__Short task__.
Emit the entire listing verbatim.

__Data shown__.
□ □ □ □ □

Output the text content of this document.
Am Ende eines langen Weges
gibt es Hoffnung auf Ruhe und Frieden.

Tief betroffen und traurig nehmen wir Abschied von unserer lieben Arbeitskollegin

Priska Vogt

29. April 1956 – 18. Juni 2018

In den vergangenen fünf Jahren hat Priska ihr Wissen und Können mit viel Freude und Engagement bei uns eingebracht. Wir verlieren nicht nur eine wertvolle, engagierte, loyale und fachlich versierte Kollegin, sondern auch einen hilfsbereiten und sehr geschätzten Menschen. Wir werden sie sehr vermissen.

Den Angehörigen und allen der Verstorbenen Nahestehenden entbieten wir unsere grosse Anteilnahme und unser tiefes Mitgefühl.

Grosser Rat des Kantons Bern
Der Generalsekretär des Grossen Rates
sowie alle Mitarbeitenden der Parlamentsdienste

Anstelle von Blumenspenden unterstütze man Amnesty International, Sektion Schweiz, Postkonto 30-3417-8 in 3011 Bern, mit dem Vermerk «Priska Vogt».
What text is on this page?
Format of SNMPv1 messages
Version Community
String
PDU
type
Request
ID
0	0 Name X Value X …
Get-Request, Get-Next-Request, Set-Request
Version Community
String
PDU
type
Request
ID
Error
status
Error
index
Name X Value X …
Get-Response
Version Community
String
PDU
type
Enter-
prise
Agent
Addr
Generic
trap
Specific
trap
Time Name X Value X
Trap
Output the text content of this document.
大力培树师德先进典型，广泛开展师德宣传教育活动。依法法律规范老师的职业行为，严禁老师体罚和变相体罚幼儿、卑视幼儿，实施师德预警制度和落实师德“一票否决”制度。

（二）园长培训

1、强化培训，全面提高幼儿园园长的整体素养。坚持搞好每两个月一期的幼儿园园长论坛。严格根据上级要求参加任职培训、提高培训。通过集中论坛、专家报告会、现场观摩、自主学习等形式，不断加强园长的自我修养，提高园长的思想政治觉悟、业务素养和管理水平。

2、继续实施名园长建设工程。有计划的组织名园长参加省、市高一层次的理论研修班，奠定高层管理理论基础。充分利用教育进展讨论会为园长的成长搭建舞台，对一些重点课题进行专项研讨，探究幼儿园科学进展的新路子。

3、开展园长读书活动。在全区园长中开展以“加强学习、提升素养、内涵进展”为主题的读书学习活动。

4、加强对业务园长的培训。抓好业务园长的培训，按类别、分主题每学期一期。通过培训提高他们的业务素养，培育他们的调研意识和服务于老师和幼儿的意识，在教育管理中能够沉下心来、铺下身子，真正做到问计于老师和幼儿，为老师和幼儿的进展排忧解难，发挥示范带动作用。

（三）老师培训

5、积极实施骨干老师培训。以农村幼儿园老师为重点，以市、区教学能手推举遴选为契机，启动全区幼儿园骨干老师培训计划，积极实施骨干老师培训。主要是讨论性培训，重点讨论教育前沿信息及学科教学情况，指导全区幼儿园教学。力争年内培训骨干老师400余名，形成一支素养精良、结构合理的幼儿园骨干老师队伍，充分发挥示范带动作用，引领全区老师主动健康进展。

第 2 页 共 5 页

□ □ □ □ □

__Result for this task__.
Output the text content of this document.
Am Ende eines langen Weges
gibt es Hoffnung auf Ruhe und Frieden.

Tief betroffen und traurig nehmen wir Abschied von unserer lieben Arbeitskollegin

Priska Vogt

29. April 1956 – 18. Juni 2018

In den vergangenen fünf Jahren hat Priska ihr Wissen und Können mit viel Freude und Engagement bei uns eingebracht. Wir verlieren nicht nur eine wertvolle, engagierte, loyale und fachlich versierte Kollegin, sondern auch einen hilfsbereiten und sehr geschätzten Menschen. Wir werden sie sehr vermissen.

Den Angehörigen und allen der Verstorbenen Nahestehenden entbieten wir unsere grosse Anteilnahme und unser tiefes Mitgefühl.

Grosser Rat des Kantons Bern
Der Generalsekretär des Grossen Rates
sowie alle Mitarbeitenden der Parlamentsdienste

Anstelle von Blumenspenden unterstütze man Amnesty International, Sektion Schweiz, Postkonto 30-3417-8 in 3011 Bern, mit dem Vermerk «Priska Vogt».
What text is on this page?
Format of SNMPv1 messages
Version Community
String
PDU
type
Request
ID
0	0 Name X Value X …
Get-Request, Get-Next-Request, Set-Request
Version Community
String
PDU
type
Request
ID
Error
status
Error
index
Name X Value X …
Get-Response
Version Community
String
PDU
type
Enter-
prise
Agent
Addr
Generic
trap
Specific
trap
Time Name X Value X
Trap
Output the text content of this document.
大力培树师德先进典型，广泛开展师德宣传教育活动。依法法律规范老师的职业行为，严禁老师体罚和变相体罚幼儿、卑视幼儿，实施师德预警制度和落实师德“一票否决”制度。

（二）园长培训

1、强化培训，全面提高幼儿园园长的整体素养。坚持搞好每两个月一期的幼儿园园长论坛。严格根据上级要求参加任职培训、提高培训。通过集中论坛、专家报告会、现场观摩、自主学习等形式，不断加强园长的自我修养，提高园长的思想政治觉悟、业务素养和管理水平。

2、继续实施名园长建设工程。有计划的组织名园长参加省、市高一层次的理论研修班，奠定高层管理理论基础。充分利用教育进展讨论会为园长的成长搭建舞台，对一些重点课题进行专项研讨，探究幼儿园科学进展的新路子。

3、开展园长读书活动。在全区园长中开展以“加强学习、提升素养、内涵进展”为主题的读书学习活动。

4、加强对业务园长的培训。抓好业务园长的培训，按类别、分主题每学期一期。通过培训提高他们的业务素养，培育他们的调研意识和服务于老师和幼儿的意识，在教育管理中能够沉下心来、铺下身子，真正做到问计于老师和幼儿，为老师和幼儿的进展排忧解难，发挥示范带动作用。

（三）老师培训

5、积极实施骨干老师培训。以农村幼儿园老师为重点，以市、区教学能手推举遴选为契机，启动全区幼儿园骨干老师培训计划，积极实施骨干老师培训。主要是讨论性培训，重点讨论教育前沿信息及学科教学情况，指导全区幼儿园教学。力争年内培训骨干老师400余名，形成一支素养精良、结构合理的幼儿园骨干老师队伍，充分发挥示范带动作用，引领全区老师主动健康进展。

第 2 页 共 5 页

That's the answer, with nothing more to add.